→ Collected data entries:
- - - - - - -
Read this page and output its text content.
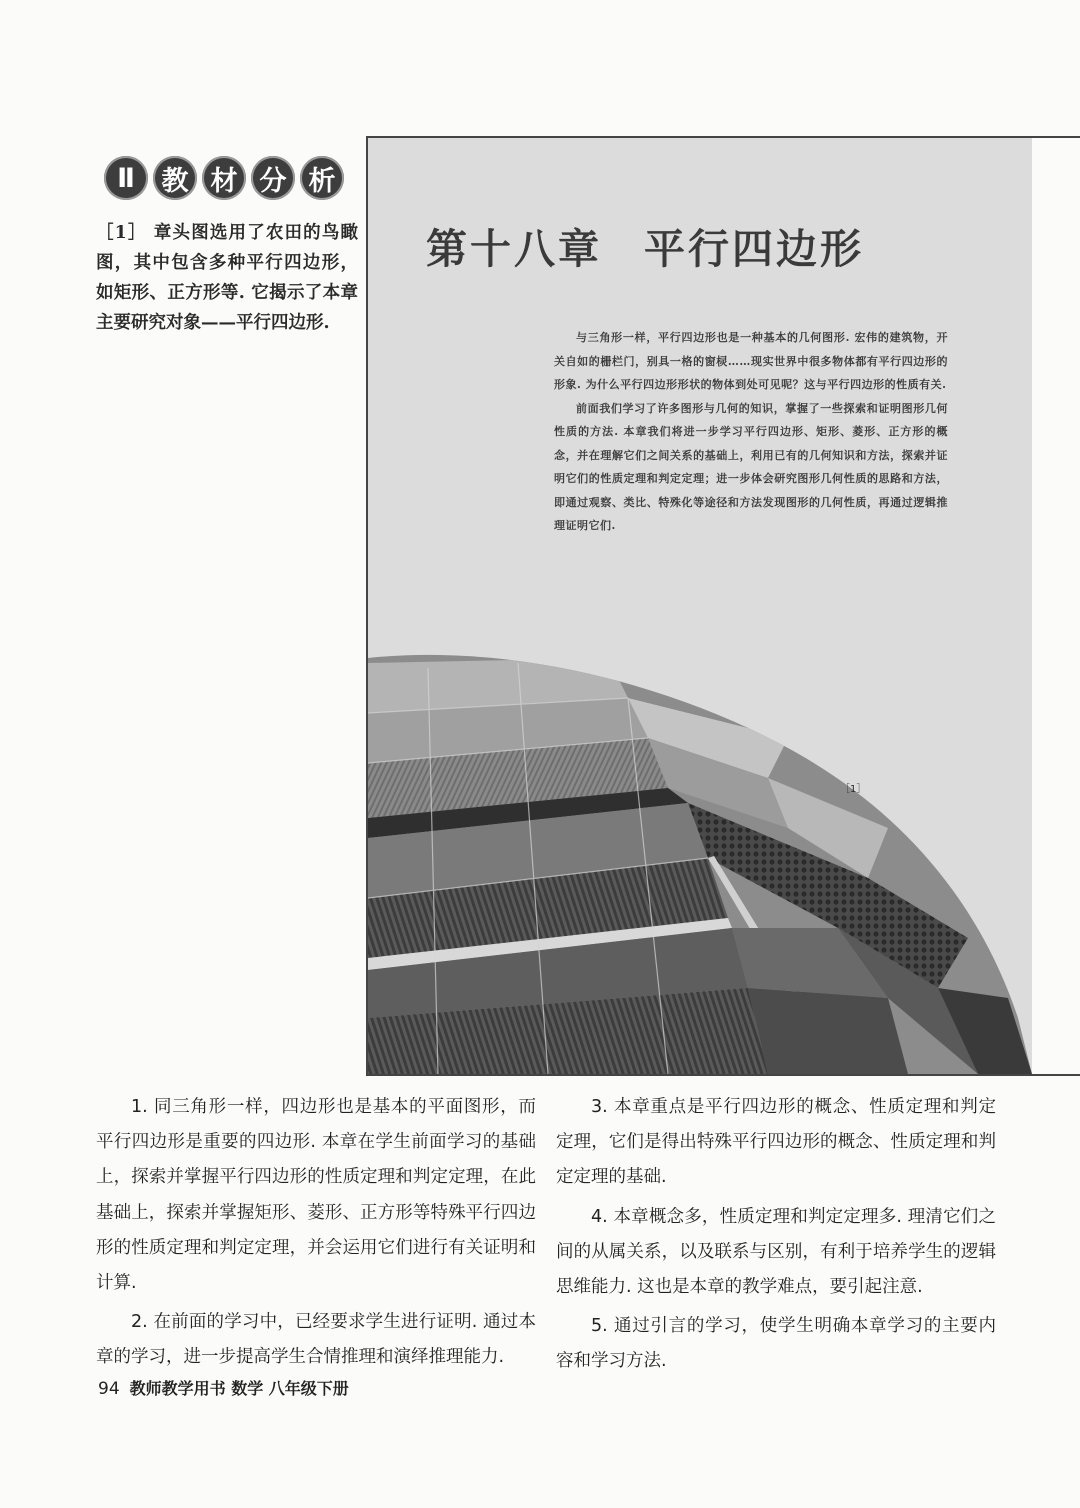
Ⅱ 教 材 分 析
［1］ 章头图选用了农田的鸟瞰图，其中包含多种平行四边形，如矩形、正方形等. 它揭示了本章主要研究对象——平行四边形.
第十八章 平行四边形

与三角形一样，平行四边形也是一种基本的几何图形. 宏伟的建筑物，开关自如的栅栏门，别具一格的窗棂……现实世界中很多物体都有平行四边形的形象. 为什么平行四边形形状的物体到处可见呢？这与平行四边形的性质有关.

前面我们学习了许多图形与几何的知识，掌握了一些探索和证明图形几何性质的方法. 本章我们将进一步学习平行四边形、矩形、菱形、正方形的概念，并在理解它们之间关系的基础上，利用已有的几何知识和方法，探索并证明它们的性质定理和判定定理；进一步体会研究图形几何性质的思路和方法，即通过观察、类比、特殊化等途径和方法发现图形的几何性质，再通过逻辑推理证明它们.

［1］

1. 同三角形一样，四边形也是基本的平面图形，而平行四边形是重要的四边形. 本章在学生前面学习的基础上，探索并掌握平行四边形的性质定理和判定定理，在此基础上，探索并掌握矩形、菱形、正方形等特殊平行四边形的性质定理和判定定理，并会运用它们进行有关证明和计算.

2. 在前面的学习中，已经要求学生进行证明. 通过本章的学习，进一步提高学生合情推理和演绎推理能力.

3. 本章重点是平行四边形的概念、性质定理和判定定理，它们是得出特殊平行四边形的概念、性质定理和判定定理的基础.

4. 本章概念多，性质定理和判定定理多. 理清它们之间的从属关系，以及联系与区别，有利于培养学生的逻辑思维能力. 这也是本章的教学难点，要引起注意.

5. 通过引言的学习，使学生明确本章学习的主要内容和学习方法.

94 教师教学用书 数学 八年级下册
- - - - - - -
→ Exercise objective: Write out the records above exactly as they stand, leaving out every picture.

→ Task output:
Read this page and output its text content.
Ⅱ 教 材 分 析
［1］ 章头图选用了农田的鸟瞰图，其中包含多种平行四边形，如矩形、正方形等. 它揭示了本章主要研究对象——平行四边形.
第十八章 平行四边形

与三角形一样，平行四边形也是一种基本的几何图形. 宏伟的建筑物，开关自如的栅栏门，别具一格的窗棂……现实世界中很多物体都有平行四边形的形象. 为什么平行四边形形状的物体到处可见呢？这与平行四边形的性质有关.

前面我们学习了许多图形与几何的知识，掌握了一些探索和证明图形几何性质的方法. 本章我们将进一步学习平行四边形、矩形、菱形、正方形的概念，并在理解它们之间关系的基础上，利用已有的几何知识和方法，探索并证明它们的性质定理和判定定理；进一步体会研究图形几何性质的思路和方法，即通过观察、类比、特殊化等途径和方法发现图形的几何性质，再通过逻辑推理证明它们.

［1］

1. 同三角形一样，四边形也是基本的平面图形，而平行四边形是重要的四边形. 本章在学生前面学习的基础上，探索并掌握平行四边形的性质定理和判定定理，在此基础上，探索并掌握矩形、菱形、正方形等特殊平行四边形的性质定理和判定定理，并会运用它们进行有关证明和计算.

2. 在前面的学习中，已经要求学生进行证明. 通过本章的学习，进一步提高学生合情推理和演绎推理能力.

3. 本章重点是平行四边形的概念、性质定理和判定定理，它们是得出特殊平行四边形的概念、性质定理和判定定理的基础.

4. 本章概念多，性质定理和判定定理多. 理清它们之间的从属关系，以及联系与区别，有利于培养学生的逻辑思维能力. 这也是本章的教学难点，要引起注意.

5. 通过引言的学习，使学生明确本章学习的主要内容和学习方法.

94 教师教学用书 数学 八年级下册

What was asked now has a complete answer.